Brief:
Answer these questions from the article on Ireland's maternal death rate:
1. How many maternal deaths does the Maternal Death Enquiry report count for 2009 to 2011?
2. How many deaths in pregnancy, childbirth or puerperium do the CSO's figures show for 2010?
3. How many of the six direct maternal deaths were caused by a pulmonary embolism?

Reading passage:
|---|
Maternal death rate 'up to four times higher than CSO figures'

A report by a HSE-endorsed body on maternal deaths says our maternal death rate is significantly higher than official figures show.

IRELAND’S RATE of maternal deaths is still among the lowest in the world – but is up to four times higher than may be suggested by figures from the Central Statistics Office, a new report has claimed.

A triennial report from the Maternal Death Enquiry (MDE), which aims to apply international standards to figures for maternal deaths in the UK and Ireland, says there were 25 maternal deaths in the three years between 2009 and 2011.

In the same period, the CSO’s figures for deaths in ‘pregnancy, childbirth or puerperium’ (the period following childbirth) show that only six women had died in the same period – with three deaths in 2009, one in 2010 and two in 2011.

Of the 25 maternal deaths suggested by the MDE, six are classified as direct maternal deaths and thirteen as indirect maternal deaths, while the remaining six are attributed to ‘coincidental causes’.

When the third category is discounted, MDE believes Ireland’s maternal death rate for 2009 and 2010 is about 8.0 per 100,000 maternities – twice the CSO’s official figure for 2009.

Of the six deaths which came directly as as a result of maternity, three were caused by a pulmonary embolism, one by an amniotic fluid embolism, one by a uterine rupture, and one who suffered the failure of multiple organs as a result of HELLP syndrome, which is similar to pre-eclampsia.
|---|
Data excerpts:
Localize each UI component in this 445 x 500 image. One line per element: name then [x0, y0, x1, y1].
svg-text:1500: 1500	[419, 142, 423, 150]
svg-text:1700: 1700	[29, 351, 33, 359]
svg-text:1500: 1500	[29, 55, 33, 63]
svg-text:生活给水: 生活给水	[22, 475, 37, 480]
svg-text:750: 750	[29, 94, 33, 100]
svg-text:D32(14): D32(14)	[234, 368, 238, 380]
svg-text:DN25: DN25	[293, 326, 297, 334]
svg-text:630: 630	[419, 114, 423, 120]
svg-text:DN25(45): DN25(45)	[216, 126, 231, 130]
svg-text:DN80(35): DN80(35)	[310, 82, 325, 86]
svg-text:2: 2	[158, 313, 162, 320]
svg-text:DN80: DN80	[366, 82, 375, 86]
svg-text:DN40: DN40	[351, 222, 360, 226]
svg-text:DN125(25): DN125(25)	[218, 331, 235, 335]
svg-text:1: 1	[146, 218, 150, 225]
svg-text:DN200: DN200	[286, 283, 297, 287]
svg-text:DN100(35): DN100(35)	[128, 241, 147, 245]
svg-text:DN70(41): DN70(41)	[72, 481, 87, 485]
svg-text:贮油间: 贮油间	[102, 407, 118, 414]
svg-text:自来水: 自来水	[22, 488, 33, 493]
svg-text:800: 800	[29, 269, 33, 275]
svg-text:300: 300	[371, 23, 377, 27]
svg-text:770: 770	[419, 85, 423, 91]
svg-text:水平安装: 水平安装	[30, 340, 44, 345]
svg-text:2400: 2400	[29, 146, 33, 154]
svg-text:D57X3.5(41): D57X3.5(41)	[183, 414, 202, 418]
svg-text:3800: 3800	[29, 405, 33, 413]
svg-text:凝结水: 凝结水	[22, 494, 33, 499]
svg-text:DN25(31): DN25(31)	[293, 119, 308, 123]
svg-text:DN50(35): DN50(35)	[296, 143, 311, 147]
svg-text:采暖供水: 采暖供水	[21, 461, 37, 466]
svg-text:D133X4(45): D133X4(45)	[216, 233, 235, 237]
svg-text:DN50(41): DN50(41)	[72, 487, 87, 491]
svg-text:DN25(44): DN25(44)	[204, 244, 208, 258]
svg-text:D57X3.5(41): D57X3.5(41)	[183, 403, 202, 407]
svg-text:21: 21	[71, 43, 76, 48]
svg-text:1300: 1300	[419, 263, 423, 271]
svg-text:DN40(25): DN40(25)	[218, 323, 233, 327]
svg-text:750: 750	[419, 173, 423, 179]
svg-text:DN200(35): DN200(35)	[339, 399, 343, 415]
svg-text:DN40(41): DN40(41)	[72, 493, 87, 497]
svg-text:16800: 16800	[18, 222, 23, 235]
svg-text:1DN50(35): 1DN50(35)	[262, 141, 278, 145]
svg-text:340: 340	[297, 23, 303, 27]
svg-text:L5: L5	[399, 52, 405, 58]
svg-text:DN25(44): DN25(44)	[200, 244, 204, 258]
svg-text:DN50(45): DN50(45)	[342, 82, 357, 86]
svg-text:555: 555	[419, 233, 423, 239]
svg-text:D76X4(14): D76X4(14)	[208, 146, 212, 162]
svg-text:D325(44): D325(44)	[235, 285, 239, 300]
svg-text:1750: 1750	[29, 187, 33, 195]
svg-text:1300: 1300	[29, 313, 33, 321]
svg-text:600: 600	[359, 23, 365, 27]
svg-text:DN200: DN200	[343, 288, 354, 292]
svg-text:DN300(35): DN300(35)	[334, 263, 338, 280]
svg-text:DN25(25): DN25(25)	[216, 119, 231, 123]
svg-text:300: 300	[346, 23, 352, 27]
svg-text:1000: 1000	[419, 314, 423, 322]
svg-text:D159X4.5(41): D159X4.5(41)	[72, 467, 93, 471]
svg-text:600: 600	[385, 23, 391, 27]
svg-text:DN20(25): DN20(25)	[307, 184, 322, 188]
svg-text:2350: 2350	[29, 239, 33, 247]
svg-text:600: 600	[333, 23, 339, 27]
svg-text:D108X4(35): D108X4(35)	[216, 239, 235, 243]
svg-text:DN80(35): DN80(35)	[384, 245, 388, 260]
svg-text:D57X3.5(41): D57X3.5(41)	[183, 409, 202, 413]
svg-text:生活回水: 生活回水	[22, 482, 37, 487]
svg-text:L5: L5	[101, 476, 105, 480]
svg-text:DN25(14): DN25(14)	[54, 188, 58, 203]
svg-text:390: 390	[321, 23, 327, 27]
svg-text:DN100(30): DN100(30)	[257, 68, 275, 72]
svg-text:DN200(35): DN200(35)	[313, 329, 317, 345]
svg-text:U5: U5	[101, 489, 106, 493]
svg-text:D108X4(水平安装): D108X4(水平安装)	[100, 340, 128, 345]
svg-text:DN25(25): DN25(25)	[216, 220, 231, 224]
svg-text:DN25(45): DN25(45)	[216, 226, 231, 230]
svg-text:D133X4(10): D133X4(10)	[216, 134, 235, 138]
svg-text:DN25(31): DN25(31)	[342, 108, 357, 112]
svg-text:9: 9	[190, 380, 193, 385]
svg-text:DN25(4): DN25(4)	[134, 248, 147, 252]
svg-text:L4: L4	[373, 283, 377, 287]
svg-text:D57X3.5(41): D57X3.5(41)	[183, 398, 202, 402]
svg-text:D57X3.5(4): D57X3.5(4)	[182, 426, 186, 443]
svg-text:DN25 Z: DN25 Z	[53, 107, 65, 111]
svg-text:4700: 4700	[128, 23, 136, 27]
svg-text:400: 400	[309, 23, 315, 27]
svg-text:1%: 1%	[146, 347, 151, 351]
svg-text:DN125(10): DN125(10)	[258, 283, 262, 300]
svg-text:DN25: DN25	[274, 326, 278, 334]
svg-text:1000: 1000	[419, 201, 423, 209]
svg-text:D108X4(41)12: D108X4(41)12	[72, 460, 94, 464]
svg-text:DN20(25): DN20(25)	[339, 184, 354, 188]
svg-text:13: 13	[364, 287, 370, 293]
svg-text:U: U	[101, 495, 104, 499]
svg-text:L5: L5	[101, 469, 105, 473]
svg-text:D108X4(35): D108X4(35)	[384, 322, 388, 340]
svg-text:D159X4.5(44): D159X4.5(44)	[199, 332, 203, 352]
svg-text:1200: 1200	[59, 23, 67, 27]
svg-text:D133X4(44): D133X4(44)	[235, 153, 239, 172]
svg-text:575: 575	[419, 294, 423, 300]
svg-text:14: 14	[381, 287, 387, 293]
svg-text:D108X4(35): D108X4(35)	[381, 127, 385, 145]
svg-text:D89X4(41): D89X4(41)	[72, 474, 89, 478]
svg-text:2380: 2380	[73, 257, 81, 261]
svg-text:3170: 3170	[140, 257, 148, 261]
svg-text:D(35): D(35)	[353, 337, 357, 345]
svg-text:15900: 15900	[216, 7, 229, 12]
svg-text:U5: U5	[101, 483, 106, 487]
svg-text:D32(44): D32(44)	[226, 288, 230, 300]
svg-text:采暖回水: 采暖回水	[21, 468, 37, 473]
|---|
Worked solution:
1. 25
2. One
3. Three